* _EXTRACT PROVIDED_
┌──
Page MenuHomePhabricator

GSoC 2026: Programs & Events Dashboard system-wide metrics and data downloads - Sharon Mwenda
Closed, DeclinedPublic

Description

Google summer of code 2026 Proposal: Programs & Events Dashboard System-Wide Metrics & Data Downloads

ApplicantSharon Mwenda
Contactsmkathambi@gmail.com
Githubhttps://github.com/sharon-kathambi
LocationBudapest, Hungary
TimezoneCET/CEST
OrganizationWikimedia Foundation
ProjectPrograms & Events Dashboard System-Wide Metrics & Data Downloads
Mentors@Ragesoss, @Abishekdascs
Duration350 hours (Medium)
  1. Abstract

The Wikimedia Programs & Events Dashboard (outreachdashboard.wmflabs.org) tracks hundreds of organized editing projects: edit-a-thons, education campaigns, and community programs across the entire Wikimedia ecosystem. But Wikimedia Foundation staff must request system-wide data manually, and the set of metrics exposed to the public is outdated and incomplete.
└──
* _JOBS_
- A) Reproduce the listing verbatim from its first line through the line containing "comanche-point-13 [123, 658, 145, 680]", including both of those lines.
- B) Continue the Programs & Events Dashboard proposal from its last sentence.

* _INPUT RECORDS_
┌──
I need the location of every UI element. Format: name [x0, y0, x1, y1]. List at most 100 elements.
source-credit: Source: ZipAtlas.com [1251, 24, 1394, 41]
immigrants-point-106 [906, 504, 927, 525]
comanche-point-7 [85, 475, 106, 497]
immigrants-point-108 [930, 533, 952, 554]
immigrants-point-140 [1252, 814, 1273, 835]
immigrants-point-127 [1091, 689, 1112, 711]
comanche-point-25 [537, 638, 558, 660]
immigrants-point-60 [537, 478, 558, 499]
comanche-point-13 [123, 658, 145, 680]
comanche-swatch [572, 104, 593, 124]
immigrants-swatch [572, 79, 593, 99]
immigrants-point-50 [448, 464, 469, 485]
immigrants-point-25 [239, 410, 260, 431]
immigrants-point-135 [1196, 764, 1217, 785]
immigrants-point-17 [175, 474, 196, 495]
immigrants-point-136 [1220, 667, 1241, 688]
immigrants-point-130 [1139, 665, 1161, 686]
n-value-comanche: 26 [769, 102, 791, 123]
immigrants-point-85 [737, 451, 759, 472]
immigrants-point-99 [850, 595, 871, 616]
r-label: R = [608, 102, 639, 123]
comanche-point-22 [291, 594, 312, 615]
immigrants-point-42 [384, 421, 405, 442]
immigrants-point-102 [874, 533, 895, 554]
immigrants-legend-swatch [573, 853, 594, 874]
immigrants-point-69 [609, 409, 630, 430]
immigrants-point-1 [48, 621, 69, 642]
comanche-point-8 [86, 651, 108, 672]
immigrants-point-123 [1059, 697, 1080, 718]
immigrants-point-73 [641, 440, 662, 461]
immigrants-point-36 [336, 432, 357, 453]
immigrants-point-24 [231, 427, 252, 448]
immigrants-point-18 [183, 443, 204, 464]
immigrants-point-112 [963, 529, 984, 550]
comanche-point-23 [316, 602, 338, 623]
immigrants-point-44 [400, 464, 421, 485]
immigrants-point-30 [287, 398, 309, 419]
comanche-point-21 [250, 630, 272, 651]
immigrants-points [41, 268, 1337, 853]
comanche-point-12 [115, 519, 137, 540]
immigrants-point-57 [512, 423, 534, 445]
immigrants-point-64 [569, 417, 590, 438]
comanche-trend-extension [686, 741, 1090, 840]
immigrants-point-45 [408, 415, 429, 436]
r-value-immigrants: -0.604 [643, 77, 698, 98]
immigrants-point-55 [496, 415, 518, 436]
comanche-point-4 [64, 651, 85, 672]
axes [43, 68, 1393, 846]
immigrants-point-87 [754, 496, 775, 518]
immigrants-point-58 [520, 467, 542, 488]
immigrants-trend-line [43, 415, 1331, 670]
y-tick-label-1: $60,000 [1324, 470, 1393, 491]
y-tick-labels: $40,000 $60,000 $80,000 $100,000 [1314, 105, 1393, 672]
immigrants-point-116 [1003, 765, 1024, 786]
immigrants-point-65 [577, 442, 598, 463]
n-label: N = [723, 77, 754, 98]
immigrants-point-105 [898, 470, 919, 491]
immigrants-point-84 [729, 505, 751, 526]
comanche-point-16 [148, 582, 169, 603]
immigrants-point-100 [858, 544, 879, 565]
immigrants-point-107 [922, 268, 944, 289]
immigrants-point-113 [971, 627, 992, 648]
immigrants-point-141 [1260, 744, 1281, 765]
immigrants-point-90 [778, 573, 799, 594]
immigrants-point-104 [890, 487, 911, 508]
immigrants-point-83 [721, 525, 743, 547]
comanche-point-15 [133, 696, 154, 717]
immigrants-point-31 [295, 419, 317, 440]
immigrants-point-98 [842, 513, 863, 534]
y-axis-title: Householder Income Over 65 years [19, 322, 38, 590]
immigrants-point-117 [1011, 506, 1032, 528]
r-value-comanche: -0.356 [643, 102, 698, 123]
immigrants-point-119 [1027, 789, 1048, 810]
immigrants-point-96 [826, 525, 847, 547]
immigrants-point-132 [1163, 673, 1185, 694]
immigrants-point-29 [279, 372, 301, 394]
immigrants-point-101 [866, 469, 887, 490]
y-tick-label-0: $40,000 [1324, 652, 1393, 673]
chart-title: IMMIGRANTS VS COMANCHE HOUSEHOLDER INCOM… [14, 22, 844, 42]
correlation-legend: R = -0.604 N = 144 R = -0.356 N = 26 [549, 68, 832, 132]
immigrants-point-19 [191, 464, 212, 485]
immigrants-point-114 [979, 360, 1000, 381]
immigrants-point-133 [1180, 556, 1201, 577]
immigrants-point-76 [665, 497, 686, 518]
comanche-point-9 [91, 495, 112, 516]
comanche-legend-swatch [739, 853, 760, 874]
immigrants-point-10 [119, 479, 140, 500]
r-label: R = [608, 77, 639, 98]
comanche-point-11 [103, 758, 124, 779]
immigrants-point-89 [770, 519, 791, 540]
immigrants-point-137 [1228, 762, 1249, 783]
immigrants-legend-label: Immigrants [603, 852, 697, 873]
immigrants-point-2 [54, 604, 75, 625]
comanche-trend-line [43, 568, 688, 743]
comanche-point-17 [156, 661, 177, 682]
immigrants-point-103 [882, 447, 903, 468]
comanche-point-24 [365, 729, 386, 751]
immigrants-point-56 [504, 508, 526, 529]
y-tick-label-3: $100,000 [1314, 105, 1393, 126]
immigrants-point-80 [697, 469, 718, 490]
└──
* _THE RESULTS_
- A)
I need the location of every UI element. Format: name [x0, y0, x1, y1]. List at most 100 elements.
source-credit: Source: ZipAtlas.com [1251, 24, 1394, 41]
immigrants-point-106 [906, 504, 927, 525]
comanche-point-7 [85, 475, 106, 497]
immigrants-point-108 [930, 533, 952, 554]
immigrants-point-140 [1252, 814, 1273, 835]
immigrants-point-127 [1091, 689, 1112, 711]
comanche-point-25 [537, 638, 558, 660]
immigrants-point-60 [537, 478, 558, 499]
comanche-point-13 [123, 658, 145, 680]

- B)
This project delivers two tightly related improvements:

  • A secure, authenticated data-download endpoint (CSV/JSON) giving WMF staff on-demand access to aggregated data across all editing projects on the P&E Dashboard.
  • An overhauled system-wide metrics layer new metrics, updated calculations, and a redesigned public-facing statistics page to make the impact of organized editing visible to the whole community

Both deliverables are grounded in the existing Ruby on Rails codebase and will follow the project's established conventions for data aggregation, API design, and React-based frontend components.

2. Motivation & Context
2.1 The Problem
The P&E Dashboard already collects granular data: article edits, bytes added, new editors, article quality scores via ORES, wiki coverage, and more. However, three gaps limit its usefulness for institutional stakeholders:

  • WMF staff point person @FRomeo_WMF must manually compile system-wide data on request- a slow, error-prone process that cannot scale as the number of programs grows.
  • The existing /stats page exposes only a narrow slice of available metrics and has not been substantially updated to reflect newer data models.
  • There is no API surface for programmatic consumption of aggregate statistics, making integration with WMF analytics pipelines impossible without a custom database query.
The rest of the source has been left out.